### Texte extrait

———

Pierre Monnoir fait partie de cette minorité invisible. Il est au cœur de la résolution d’une des affaires les plus médiatisées de ces dernières années, celle des disparues de l’Yonne. Sa détermination a permis l’arrestation d’Emile Louis, un des plus sombres tueurs en série du 20e siècle.

 Pierre Monnoir, un simple citoyen ?


Entre 1977 et 1979, sept jeunes filles, dont certaines mineures, vulnérables en raison de leur handicap, disparaissent mystérieusement dans l’Yonne. Toutes sont des enfants placées par la Ddass (Direction départementale des affaires sanitaires et sociales). C'est la détermination de Pierre Monnoir qui fait sortir l’affaire de l’oubli, de l’indifférence et du silence. Après un long combat, Emile Louis est arrêté en décembre 2000, puis condamné à la réclusion criminelle à perpétuité en 2004, soit plus de 25 ans après les faits.

Le documentaire de Thierry Fournet et Camille Morhange,   Pierre Monnoir, un simple citoyen, nous montre comment un homme menant la vie de "Monsieur tout le monde" arrive à soulever des montagnes pour faire émerger la vérité.
C’est ainsi que Katie, belle-sœur de Christine Marlot assassinée en 1977, rend hommage à Pierre Monnoir :

Homme de cœur, homme de force, homme de volonté, de responsabilité, de générosité, de sociabilité, aussi d’insolence, d’indiscipline, d’efficacité et de fidélité. Merci Pierre d’exister!

Malgré sa stature imposante, Pierre Monnoir ne ressemble pas au stéréotype du héros de bande dessinée. Comme il se définit lui-même, c’est un homme "ordinaire" qui est né, a grandi, travaillé et fondé une famille dans l’Yonne.
Représentant de commerce en pâtisserie, il a longtemps sillonné les routes de la région pour aller à la rencontre de ses clients. Cette vie aurait pu le satisfaire, car même à la retraite, il continue encore à aller rendre visite à ses anciens clients.

Mais voilà, pour cet humaniste, traverser la vie sans se sentir concerné par ce qui l’entourait n’était pas suffisant. Pour lui, le mot justice n’est pas un vain mot et il a tout mis en œuvre, pour aller au bout de son combat. Pendant des années, après ses heures de travail, il a consacré tout son temps et son énergie, bénévolement, pour que la vérité soit faite autour des jeunes filles disparues mystérieusement dans l'Yonne.

 

Des engagements et une idée de la justice puisés dans l’enfance

Pierre Monnoir est né dans l’Yonne, à Ormes, un petit village où son père cumulait les emplois pour faire vivre sa famille : artisan, garde champêtre et même coiffeur le week-end. Non seulement issu d’une famille très modeste, il doit également affronter le regard, sans bienveillance, de ses camarades car son frère était handicapé mental profond.

Les problèmes rencontrés par ce frère handicapé vont le marquer pour le reste de sa vie.

———

### Données enregistrées
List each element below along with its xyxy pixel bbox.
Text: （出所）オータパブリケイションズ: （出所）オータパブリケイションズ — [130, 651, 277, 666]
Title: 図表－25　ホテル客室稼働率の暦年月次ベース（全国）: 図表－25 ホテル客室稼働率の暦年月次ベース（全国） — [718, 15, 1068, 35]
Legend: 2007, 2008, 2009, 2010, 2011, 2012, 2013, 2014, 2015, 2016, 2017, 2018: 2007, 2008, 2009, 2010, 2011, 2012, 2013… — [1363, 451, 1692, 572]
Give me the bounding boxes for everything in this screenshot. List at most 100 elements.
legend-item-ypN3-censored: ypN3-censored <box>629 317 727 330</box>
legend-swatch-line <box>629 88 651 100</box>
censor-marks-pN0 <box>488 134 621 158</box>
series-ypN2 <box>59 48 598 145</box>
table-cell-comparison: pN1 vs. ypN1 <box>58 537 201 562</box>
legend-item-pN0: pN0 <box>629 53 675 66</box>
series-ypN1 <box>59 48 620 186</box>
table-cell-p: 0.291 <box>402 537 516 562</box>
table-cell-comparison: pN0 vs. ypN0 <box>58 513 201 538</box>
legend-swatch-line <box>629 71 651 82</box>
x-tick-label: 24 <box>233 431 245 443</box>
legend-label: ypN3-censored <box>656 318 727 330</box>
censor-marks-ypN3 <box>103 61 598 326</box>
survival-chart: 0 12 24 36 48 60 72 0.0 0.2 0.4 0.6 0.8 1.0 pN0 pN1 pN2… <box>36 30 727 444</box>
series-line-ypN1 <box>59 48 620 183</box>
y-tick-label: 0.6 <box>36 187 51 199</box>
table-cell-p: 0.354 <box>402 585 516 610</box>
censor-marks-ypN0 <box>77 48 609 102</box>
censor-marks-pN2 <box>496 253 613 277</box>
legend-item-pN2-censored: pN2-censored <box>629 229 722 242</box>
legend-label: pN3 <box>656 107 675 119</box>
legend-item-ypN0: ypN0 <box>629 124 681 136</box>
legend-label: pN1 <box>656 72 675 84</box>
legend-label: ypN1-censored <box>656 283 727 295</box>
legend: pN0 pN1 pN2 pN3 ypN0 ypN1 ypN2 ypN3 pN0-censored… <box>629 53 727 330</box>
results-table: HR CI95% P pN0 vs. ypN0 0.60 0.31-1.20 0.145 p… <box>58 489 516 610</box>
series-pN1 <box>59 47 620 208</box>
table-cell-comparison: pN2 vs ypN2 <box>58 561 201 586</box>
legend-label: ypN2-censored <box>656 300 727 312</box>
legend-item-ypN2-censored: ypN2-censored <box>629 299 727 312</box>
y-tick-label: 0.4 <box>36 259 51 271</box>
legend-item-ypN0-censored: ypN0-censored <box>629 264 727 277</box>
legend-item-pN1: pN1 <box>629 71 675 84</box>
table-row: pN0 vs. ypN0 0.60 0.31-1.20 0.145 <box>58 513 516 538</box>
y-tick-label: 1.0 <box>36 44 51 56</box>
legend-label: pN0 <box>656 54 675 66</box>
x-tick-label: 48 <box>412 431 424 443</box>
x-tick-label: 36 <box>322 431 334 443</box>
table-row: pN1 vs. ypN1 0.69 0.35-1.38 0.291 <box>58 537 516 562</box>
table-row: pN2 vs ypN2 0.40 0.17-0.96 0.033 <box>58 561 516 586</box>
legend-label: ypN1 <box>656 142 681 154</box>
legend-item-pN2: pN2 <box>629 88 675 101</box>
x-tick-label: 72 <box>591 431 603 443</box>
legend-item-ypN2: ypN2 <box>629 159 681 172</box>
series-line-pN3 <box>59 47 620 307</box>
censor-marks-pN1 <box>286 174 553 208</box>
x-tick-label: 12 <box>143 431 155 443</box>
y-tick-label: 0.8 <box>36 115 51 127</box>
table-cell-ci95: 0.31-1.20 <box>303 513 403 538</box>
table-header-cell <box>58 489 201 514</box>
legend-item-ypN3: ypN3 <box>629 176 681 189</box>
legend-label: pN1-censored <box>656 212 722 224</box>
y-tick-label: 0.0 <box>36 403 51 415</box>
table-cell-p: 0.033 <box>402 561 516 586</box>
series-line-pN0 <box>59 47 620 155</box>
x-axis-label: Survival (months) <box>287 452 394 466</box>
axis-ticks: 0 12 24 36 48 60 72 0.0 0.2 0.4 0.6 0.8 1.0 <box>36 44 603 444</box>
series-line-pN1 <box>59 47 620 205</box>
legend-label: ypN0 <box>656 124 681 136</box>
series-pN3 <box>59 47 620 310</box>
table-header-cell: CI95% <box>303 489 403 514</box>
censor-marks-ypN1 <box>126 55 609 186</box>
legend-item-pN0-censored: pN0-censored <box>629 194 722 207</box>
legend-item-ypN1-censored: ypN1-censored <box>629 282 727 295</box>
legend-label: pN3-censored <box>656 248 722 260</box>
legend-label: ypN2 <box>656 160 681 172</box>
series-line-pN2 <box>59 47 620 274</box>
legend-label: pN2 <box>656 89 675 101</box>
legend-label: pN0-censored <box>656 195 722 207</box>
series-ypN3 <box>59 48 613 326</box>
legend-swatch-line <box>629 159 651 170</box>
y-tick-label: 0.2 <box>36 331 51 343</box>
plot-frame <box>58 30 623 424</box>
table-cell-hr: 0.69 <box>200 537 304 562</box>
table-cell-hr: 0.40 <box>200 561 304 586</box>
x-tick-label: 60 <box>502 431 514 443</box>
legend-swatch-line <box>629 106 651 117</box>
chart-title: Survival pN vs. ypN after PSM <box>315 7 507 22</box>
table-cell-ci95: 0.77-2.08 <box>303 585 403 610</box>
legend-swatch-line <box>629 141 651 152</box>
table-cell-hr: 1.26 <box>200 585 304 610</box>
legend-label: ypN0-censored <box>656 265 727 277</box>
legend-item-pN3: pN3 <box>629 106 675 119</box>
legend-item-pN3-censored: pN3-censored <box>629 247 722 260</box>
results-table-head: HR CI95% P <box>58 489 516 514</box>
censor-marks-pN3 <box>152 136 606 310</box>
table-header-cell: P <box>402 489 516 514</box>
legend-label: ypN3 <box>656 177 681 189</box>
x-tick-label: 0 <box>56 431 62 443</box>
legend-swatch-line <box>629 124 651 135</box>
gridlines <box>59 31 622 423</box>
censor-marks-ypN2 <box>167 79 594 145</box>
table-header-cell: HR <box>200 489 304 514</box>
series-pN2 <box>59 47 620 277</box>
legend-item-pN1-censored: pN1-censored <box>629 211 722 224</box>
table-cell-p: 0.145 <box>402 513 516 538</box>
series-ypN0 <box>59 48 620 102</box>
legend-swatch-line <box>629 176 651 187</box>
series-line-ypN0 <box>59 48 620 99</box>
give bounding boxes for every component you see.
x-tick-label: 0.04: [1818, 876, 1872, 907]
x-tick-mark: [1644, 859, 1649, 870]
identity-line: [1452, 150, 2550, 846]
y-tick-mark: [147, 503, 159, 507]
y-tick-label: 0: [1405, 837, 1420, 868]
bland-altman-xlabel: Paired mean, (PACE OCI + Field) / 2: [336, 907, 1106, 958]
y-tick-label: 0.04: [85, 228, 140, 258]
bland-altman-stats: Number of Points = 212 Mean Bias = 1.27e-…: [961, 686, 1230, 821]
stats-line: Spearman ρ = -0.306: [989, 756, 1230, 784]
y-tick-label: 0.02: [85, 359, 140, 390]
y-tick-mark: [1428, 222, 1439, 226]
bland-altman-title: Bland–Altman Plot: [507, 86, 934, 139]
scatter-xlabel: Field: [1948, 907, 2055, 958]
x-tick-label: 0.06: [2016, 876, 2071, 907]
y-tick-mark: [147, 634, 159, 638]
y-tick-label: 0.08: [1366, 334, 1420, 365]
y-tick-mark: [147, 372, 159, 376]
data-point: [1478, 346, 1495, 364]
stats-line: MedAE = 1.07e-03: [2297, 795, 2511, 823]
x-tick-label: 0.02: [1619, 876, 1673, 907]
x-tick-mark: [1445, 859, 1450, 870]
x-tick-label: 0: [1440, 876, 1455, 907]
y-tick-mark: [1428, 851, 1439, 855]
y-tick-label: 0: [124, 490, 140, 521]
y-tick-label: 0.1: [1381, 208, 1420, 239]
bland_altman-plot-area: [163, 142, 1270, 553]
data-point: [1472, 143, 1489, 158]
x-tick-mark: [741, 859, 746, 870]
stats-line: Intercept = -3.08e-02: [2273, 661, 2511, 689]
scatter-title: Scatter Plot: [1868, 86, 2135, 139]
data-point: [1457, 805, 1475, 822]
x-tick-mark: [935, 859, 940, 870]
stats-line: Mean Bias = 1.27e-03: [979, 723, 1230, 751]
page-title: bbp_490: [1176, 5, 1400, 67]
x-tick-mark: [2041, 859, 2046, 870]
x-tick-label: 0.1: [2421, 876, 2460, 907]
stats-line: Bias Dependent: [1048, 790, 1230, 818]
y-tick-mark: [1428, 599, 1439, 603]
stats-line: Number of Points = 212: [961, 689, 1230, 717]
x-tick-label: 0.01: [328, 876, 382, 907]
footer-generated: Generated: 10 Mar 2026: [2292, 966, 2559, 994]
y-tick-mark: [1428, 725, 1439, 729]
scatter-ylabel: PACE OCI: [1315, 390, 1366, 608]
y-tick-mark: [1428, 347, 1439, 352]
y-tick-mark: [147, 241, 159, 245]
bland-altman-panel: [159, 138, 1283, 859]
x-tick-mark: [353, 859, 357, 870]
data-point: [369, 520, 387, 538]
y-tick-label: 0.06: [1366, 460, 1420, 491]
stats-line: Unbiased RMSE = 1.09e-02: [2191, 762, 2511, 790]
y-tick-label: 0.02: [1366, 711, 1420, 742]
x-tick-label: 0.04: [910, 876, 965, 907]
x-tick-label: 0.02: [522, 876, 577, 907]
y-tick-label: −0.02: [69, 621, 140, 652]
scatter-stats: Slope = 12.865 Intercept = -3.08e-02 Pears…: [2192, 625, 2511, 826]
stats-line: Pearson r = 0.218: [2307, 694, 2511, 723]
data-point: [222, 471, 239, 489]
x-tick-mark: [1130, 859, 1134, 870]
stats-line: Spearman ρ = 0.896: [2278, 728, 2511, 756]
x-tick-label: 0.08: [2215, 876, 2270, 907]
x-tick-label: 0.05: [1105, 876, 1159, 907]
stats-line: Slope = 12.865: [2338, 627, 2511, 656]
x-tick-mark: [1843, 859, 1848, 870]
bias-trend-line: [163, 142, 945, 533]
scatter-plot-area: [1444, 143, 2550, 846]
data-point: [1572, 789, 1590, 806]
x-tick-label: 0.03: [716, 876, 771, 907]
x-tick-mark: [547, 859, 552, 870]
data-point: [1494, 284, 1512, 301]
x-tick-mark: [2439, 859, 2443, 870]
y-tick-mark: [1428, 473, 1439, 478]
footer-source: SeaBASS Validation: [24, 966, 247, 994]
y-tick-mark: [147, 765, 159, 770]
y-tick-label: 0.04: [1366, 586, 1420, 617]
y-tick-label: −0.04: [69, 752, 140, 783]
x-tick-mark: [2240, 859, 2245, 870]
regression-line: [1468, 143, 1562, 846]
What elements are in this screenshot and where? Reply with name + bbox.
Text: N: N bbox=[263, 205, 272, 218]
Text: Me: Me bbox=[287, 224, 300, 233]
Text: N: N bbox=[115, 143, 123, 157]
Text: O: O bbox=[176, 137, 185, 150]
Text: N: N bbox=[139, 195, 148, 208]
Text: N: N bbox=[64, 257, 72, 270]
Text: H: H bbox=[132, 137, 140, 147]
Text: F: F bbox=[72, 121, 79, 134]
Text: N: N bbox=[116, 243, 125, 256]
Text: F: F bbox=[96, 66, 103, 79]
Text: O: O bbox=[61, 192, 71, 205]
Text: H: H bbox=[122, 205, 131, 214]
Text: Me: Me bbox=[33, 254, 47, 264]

———

Reprenez, s'il vous plaît, le texte sur Pierre Monnoir là où il s'arrête et poursuivez-le. Les enregistrements n'ont aucun rapport avec le texte sur Pierre Monnoir.

À la mort de son père, à l’âge de 12 ans, Pierre devient "l’homme de la maison". C’est ce père qui  lui a transmis ce goût de la droiture et de l’honnêteté, valeurs qui l’ont porté tout au long de ses combats.

Juste avant de mourir,  mon père m’a fait venir à l’hôpital où je l’ai vu pour la dernière fois. Il m’a dit : "il faut que tu puisses passer la tête haute partout sans changer de trottoir". Il était comme ça mon père. Pierre Monnoir
 

L’affaire des disparues de l’Yonne, le combat d’une vie


En 1985, à la suite du décès de sa mère, il se retrouve seul responsable de son frère. Pierre Monnoir se met alors à la recherche d’un foyer pour le placer. Il remue ciel et terre et obtient l’ouverture  d’une maison d’accueil spécialisée dans la banlieue d’Auxerre où son frère va trouver refuge.

C’est là que commence le combat qui marquera sa vie. Le soir de l’inauguration, le directeur de l’établissement lui demande de rejoindre l’association de défense des handicapés de l’Yonne (ADHY), suite au viol d’une jeune fille déficiente mentale d'une des résidente.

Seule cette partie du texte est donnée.